*Problem statement*: Quote the whole listing word for word, please.

Entries taken from a collection
<<<<

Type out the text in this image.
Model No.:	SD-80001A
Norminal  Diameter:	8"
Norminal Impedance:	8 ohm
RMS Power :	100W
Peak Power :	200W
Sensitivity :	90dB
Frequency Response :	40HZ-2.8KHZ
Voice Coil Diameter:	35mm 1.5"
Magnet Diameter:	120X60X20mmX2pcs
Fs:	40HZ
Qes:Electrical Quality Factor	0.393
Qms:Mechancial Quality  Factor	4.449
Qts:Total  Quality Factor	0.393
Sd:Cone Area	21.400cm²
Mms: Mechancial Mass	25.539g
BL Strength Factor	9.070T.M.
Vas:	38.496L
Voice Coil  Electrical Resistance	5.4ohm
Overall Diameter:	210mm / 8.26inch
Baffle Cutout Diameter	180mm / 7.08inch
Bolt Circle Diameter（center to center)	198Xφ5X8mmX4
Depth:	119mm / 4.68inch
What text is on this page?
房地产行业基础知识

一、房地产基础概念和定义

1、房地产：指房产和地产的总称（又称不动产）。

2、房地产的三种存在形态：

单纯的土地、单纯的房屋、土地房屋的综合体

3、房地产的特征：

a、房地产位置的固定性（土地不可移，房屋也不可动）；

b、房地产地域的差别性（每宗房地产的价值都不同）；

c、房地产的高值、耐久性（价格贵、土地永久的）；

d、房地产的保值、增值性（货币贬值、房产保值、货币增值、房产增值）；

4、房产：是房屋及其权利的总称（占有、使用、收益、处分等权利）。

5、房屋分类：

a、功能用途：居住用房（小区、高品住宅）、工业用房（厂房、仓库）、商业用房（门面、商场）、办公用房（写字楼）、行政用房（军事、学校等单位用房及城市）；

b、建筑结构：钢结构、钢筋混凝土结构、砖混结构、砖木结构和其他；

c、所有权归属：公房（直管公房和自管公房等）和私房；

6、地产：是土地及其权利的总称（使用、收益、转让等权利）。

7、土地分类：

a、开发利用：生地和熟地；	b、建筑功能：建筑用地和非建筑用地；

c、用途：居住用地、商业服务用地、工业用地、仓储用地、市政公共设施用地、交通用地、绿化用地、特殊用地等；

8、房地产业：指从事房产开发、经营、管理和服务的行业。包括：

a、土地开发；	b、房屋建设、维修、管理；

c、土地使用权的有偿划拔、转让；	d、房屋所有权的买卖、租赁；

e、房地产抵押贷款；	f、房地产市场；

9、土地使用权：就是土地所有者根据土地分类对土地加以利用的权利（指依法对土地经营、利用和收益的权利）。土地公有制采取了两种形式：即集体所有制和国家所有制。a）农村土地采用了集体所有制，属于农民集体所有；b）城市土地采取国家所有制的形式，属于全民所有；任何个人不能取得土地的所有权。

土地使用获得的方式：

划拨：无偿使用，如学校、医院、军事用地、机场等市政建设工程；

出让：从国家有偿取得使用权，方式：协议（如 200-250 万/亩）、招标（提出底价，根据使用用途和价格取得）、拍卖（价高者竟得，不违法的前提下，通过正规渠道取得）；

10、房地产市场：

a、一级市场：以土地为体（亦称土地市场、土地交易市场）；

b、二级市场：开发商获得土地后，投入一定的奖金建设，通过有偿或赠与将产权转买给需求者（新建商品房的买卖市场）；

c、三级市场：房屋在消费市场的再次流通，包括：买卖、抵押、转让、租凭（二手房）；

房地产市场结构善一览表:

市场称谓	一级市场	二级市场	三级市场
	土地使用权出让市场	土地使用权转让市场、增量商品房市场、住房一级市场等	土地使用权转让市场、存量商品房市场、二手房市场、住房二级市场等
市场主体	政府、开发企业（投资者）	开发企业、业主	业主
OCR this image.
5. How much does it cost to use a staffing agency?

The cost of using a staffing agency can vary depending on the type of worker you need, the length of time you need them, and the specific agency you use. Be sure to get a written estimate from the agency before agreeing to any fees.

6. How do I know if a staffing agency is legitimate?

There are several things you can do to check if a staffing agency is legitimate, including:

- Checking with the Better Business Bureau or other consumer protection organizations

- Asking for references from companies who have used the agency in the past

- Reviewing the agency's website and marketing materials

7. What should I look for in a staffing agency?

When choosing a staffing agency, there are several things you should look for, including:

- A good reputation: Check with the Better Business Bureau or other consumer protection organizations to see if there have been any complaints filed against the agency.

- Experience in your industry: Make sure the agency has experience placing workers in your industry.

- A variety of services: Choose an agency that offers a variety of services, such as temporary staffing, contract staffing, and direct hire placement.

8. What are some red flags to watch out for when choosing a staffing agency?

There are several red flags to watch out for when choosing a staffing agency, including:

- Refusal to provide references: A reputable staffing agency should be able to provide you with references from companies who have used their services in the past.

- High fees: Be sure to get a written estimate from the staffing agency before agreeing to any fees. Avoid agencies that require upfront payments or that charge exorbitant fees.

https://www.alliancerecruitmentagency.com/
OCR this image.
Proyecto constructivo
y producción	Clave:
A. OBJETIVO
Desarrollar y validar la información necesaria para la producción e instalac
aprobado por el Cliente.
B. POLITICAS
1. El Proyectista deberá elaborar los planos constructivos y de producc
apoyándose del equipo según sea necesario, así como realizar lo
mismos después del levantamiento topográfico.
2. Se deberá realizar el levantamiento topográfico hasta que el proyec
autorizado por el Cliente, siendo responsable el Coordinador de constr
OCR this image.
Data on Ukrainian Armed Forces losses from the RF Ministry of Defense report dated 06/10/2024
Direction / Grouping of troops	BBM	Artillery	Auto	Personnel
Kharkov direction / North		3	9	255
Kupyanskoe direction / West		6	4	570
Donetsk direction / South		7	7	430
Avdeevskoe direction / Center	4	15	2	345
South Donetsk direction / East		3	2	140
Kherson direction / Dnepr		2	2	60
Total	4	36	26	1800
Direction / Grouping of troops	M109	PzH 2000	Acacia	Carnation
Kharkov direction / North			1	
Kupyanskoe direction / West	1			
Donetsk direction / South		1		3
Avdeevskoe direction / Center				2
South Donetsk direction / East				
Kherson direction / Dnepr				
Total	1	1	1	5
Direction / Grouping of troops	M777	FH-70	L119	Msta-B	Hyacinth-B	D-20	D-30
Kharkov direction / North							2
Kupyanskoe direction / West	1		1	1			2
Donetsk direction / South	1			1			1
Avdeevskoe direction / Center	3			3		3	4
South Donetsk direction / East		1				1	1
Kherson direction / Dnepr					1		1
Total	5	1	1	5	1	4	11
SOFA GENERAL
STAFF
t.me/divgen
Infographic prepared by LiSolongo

>>>>

*Full response*:
Type out the text in this image.
Model No.:	SD-80001A
Norminal  Diameter:	8"
Norminal Impedance:	8 ohm
RMS Power :	100W
Peak Power :	200W
Sensitivity :	90dB
Frequency Response :	40HZ-2.8KHZ
Voice Coil Diameter:	35mm 1.5"
Magnet Diameter:	120X60X20mmX2pcs
Fs:	40HZ
Qes:Electrical Quality Factor	0.393
Qms:Mechancial Quality  Factor	4.449
Qts:Total  Quality Factor	0.393
Sd:Cone Area	21.400cm²
Mms: Mechancial Mass	25.539g
BL Strength Factor	9.070T.M.
Vas:	38.496L
Voice Coil  Electrical Resistance	5.4ohm
Overall Diameter:	210mm / 8.26inch
Baffle Cutout Diameter	180mm / 7.08inch
Bolt Circle Diameter（center to center)	198Xφ5X8mmX4
Depth:	119mm / 4.68inch
What text is on this page?
房地产行业基础知识

一、房地产基础概念和定义

1、房地产：指房产和地产的总称（又称不动产）。

2、房地产的三种存在形态：

单纯的土地、单纯的房屋、土地房屋的综合体

3、房地产的特征：

a、房地产位置的固定性（土地不可移，房屋也不可动）；

b、房地产地域的差别性（每宗房地产的价值都不同）；

c、房地产的高值、耐久性（价格贵、土地永久的）；

d、房地产的保值、增值性（货币贬值、房产保值、货币增值、房产增值）；

4、房产：是房屋及其权利的总称（占有、使用、收益、处分等权利）。

5、房屋分类：

a、功能用途：居住用房（小区、高品住宅）、工业用房（厂房、仓库）、商业用房（门面、商场）、办公用房（写字楼）、行政用房（军事、学校等单位用房及城市）；

b、建筑结构：钢结构、钢筋混凝土结构、砖混结构、砖木结构和其他；

c、所有权归属：公房（直管公房和自管公房等）和私房；

6、地产：是土地及其权利的总称（使用、收益、转让等权利）。

7、土地分类：

a、开发利用：生地和熟地；	b、建筑功能：建筑用地和非建筑用地；

c、用途：居住用地、商业服务用地、工业用地、仓储用地、市政公共设施用地、交通用地、绿化用地、特殊用地等；

8、房地产业：指从事房产开发、经营、管理和服务的行业。包括：

a、土地开发；	b、房屋建设、维修、管理；

c、土地使用权的有偿划拔、转让；	d、房屋所有权的买卖、租赁；

e、房地产抵押贷款；	f、房地产市场；

9、土地使用权：就是土地所有者根据土地分类对土地加以利用的权利（指依法对土地经营、利用和收益的权利）。土地公有制采取了两种形式：即集体所有制和国家所有制。a）农村土地采用了集体所有制，属于农民集体所有；b）城市土地采取国家所有制的形式，属于全民所有；任何个人不能取得土地的所有权。

土地使用获得的方式：

划拨：无偿使用，如学校、医院、军事用地、机场等市政建设工程；

出让：从国家有偿取得使用权，方式：协议（如 200-250 万/亩）、招标（提出底价，根据使用用途和价格取得）、拍卖（价高者竟得，不违法的前提下，通过正规渠道取得）；

10、房地产市场：

a、一级市场：以土地为体（亦称土地市场、土地交易市场）；

b、二级市场：开发商获得土地后，投入一定的奖金建设，通过有偿或赠与将产权转买给需求者（新建商品房的买卖市场）；

c、三级市场：房屋在消费市场的再次流通，包括：买卖、抵押、转让、租凭（二手房）；

房地产市场结构善一览表:

市场称谓	一级市场	二级市场	三级市场
	土地使用权出让市场	土地使用权转让市场、增量商品房市场、住房一级市场等	土地使用权转让市场、存量商品房市场、二手房市场、住房二级市场等
市场主体	政府、开发企业（投资者）	开发企业、业主	业主
OCR this image.
5. How much does it cost to use a staffing agency?

The cost of using a staffing agency can vary depending on the type of worker you need, the length of time you need them, and the specific agency you use. Be sure to get a written estimate from the agency before agreeing to any fees.

6. How do I know if a staffing agency is legitimate?

There are several things you can do to check if a staffing agency is legitimate, including:

- Checking with the Better Business Bureau or other consumer protection organizations

- Asking for references from companies who have used the agency in the past

- Reviewing the agency's website and marketing materials

7. What should I look for in a staffing agency?

When choosing a staffing agency, there are several things you should look for, including:

- A good reputation: Check with the Better Business Bureau or other consumer protection organizations to see if there have been any complaints filed against the agency.

- Experience in your industry: Make sure the agency has experience placing workers in your industry.

- A variety of services: Choose an agency that offers a variety of services, such as temporary staffing, contract staffing, and direct hire placement.

8. What are some red flags to watch out for when choosing a staffing agency?

There are several red flags to watch out for when choosing a staffing agency, including:

- Refusal to provide references: A reputable staffing agency should be able to provide you with references from companies who have used their services in the past.

- High fees: Be sure to get a written estimate from the staffing agency before agreeing to any fees. Avoid agencies that require upfront payments or that charge exorbitant fees.

https://www.alliancerecruitmentagency.com/
OCR this image.
Proyecto constructivo
y producción	Clave:
A. OBJETIVO
Desarrollar y validar la información necesaria para la producción e instalac
aprobado por el Cliente.
B. POLITICAS
1. El Proyectista deberá elaborar los planos constructivos y de producc
apoyándose del equipo según sea necesario, así como realizar lo
mismos después del levantamiento topográfico.
2. Se deberá realizar el levantamiento topográfico hasta que el proyec
autorizado por el Cliente, siendo responsable el Coordinador de constr
OCR this image.
Data on Ukrainian Armed Forces losses from the RF Ministry of Defense report dated 06/10/2024
Direction / Grouping of troops	BBM	Artillery	Auto	Personnel
Kharkov direction / North		3	9	255
Kupyanskoe direction / West		6	4	570
Donetsk direction / South		7	7	430
Avdeevskoe direction / Center	4	15	2	345
South Donetsk direction / East		3	2	140
Kherson direction / Dnepr		2	2	60
Total	4	36	26	1800
Direction / Grouping of troops	M109	PzH 2000	Acacia	Carnation
Kharkov direction / North			1	
Kupyanskoe direction / West	1			
Donetsk direction / South		1		3
Avdeevskoe direction / Center				2
South Donetsk direction / East				
Kherson direction / Dnepr				
Total	1	1	1	5
Direction / Grouping of troops	M777	FH-70	L119	Msta-B	Hyacinth-B	D-20	D-30
Kharkov direction / North							2
Kupyanskoe direction / West	1		1	1			2
Donetsk direction / South	1			1			1
Avdeevskoe direction / Center	3			3		3	4
South Donetsk direction / East		1				1	1
Kherson direction / Dnepr					1		1
Total	5	1	1	5	1	4	11
SOFA GENERAL
STAFF
t.me/divgen
Infographic prepared by LiSolongo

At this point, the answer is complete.